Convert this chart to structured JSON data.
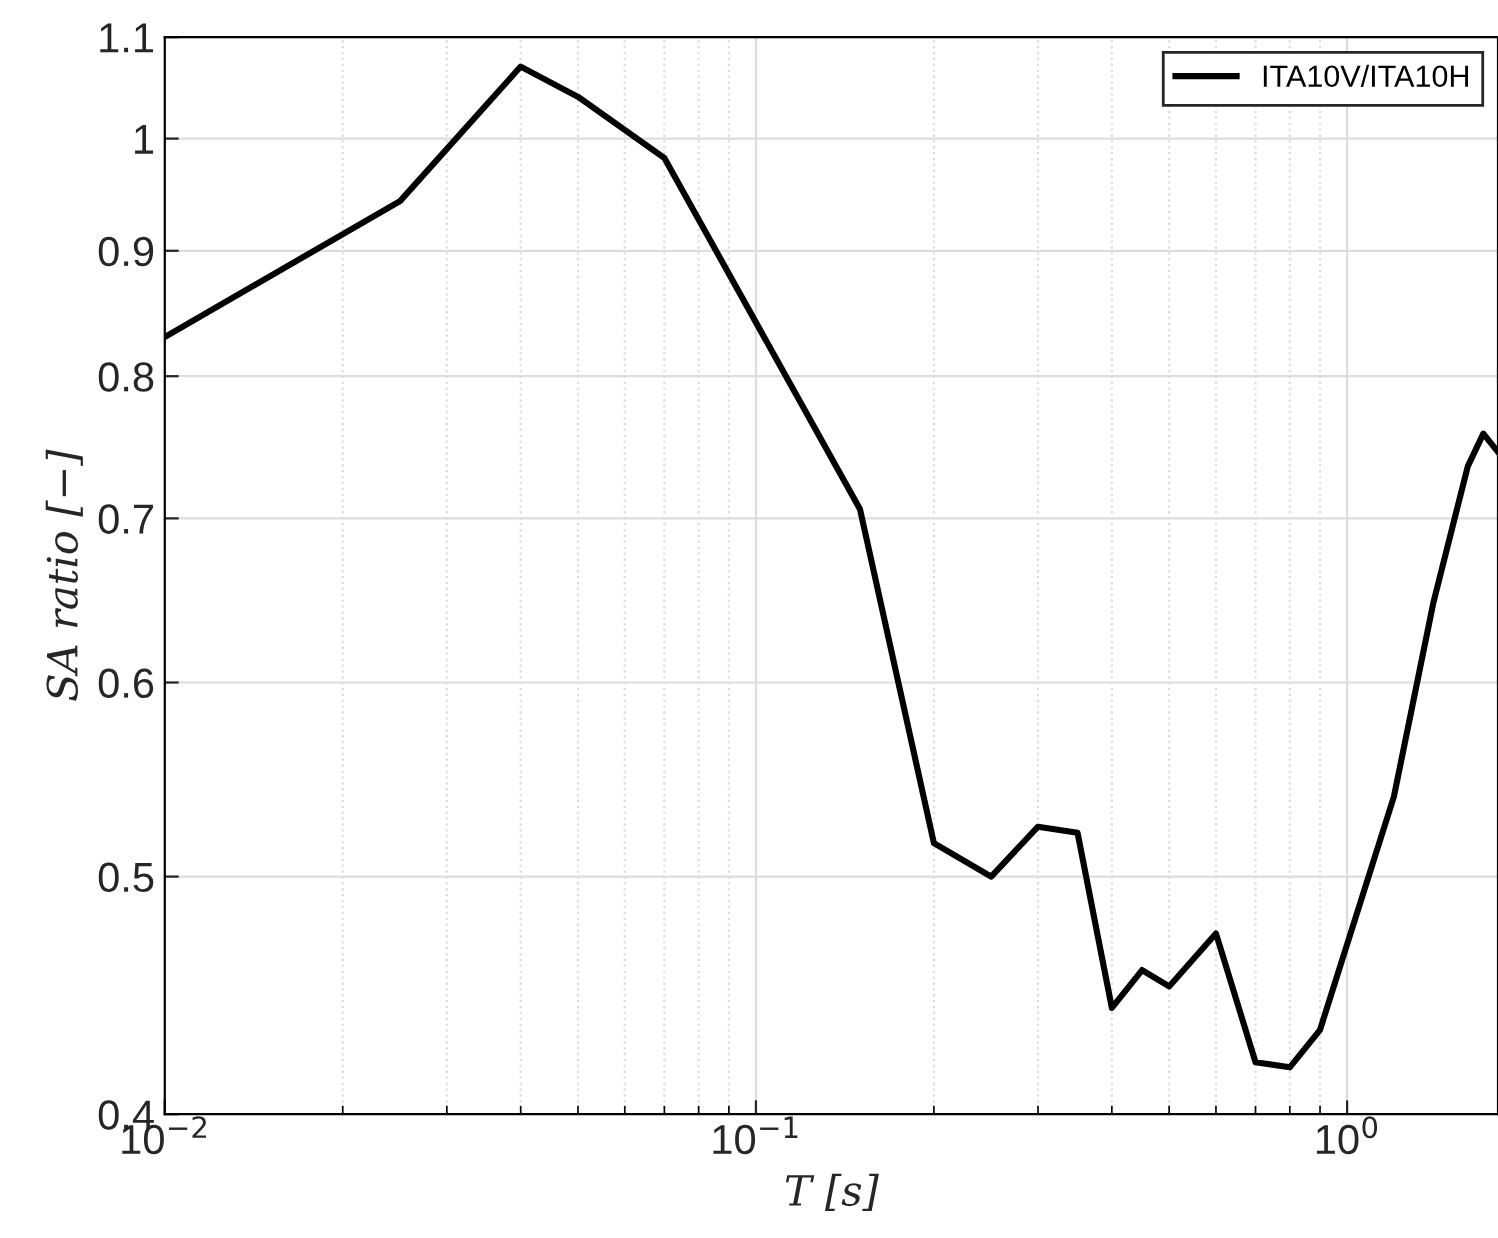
{
  "chart_data": {
    "type": "line",
    "xlabel": "T [s]",
    "ylabel": "SA ratio [−]",
    "log": "xy",
    "grid": true,
    "legend": "top right",
    "line_style": "solid",
    "marker": "none",
    "xlim": [
      0.01,
      1.8
    ],
    "xticks": [
      {
        "value": 0.01,
        "label": "10$^{−2}$"
      },
      {
        "value": 0.1,
        "label": "10$^{−1}$"
      },
      {
        "value": 1,
        "label": "10$^{0}$"
      }
    ],
    "ylim": [
      0.4,
      1.1
    ],
    "yticks": [
      0.4,
      0.5,
      0.6,
      0.7,
      0.8,
      0.9,
      1,
      1.1
    ],
    "series": [
      {
        "name": "ITA10V/ITA10H",
        "color": "#000000",
        "x": [
          0.01,
          0.025,
          0.04,
          0.05,
          0.07,
          0.15,
          0.2,
          0.25,
          0.3,
          0.35,
          0.4,
          0.45,
          0.5,
          0.6,
          0.7,
          0.8,
          0.9,
          1.2,
          1.4,
          1.6,
          1.7,
          1.8
        ],
        "values": [
          0.83,
          0.943,
          1.07,
          1.04,
          0.982,
          0.706,
          0.516,
          0.5,
          0.524,
          0.521,
          0.442,
          0.458,
          0.451,
          0.474,
          0.42,
          0.418,
          0.433,
          0.539,
          0.647,
          0.735,
          0.758,
          0.745
        ]
      }
    ]
  }
}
+++
• [The request]:
Make an exact copy of the data, leaving its pictures out.

• [Solved exercise]:
Convert this chart to structured JSON data.
{
  "chart_data": {
    "type": "line",
    "xlabel": "T [s]",
    "ylabel": "SA ratio [−]",
    "log": "xy",
    "grid": true,
    "legend": "top right",
    "line_style": "solid",
    "marker": "none",
    "xlim": [
      0.01,
      1.8
    ],
    "xticks": [
      {
        "value": 0.01,
        "label": "10$^{−2}$"
      },
      {
        "value": 0.1,
        "label": "10$^{−1}$"
      },
      {
        "value": 1,
        "label": "10$^{0}$"
      }
    ],
    "ylim": [
      0.4,
      1.1
    ],
    "yticks": [
      0.4,
      0.5,
      0.6,
      0.7,
      0.8,
      0.9,
      1,
      1.1
    ],
    "series": [
      {
        "name": "ITA10V/ITA10H",
        "color": "#000000",
        "x": [
          0.01,
          0.025,
          0.04,
          0.05,
          0.07,
          0.15,
          0.2,
          0.25,
          0.3,
          0.35,
          0.4,
          0.45,
          0.5,
          0.6,
          0.7,
          0.8,
          0.9,
          1.2,
          1.4,
          1.6,
          1.7,
          1.8
        ],
        "values": [
          0.83,
          0.943,
          1.07,
          1.04,
          0.982,
          0.706,
          0.516,
          0.5,
          0.524,
          0.521,
          0.442,
          0.458,
          0.451,
          0.474,
          0.42,
          0.418,
          0.433,
          0.539,
          0.647,
          0.735,
          0.758,
          0.745
        ]
      }
    ]
  }
}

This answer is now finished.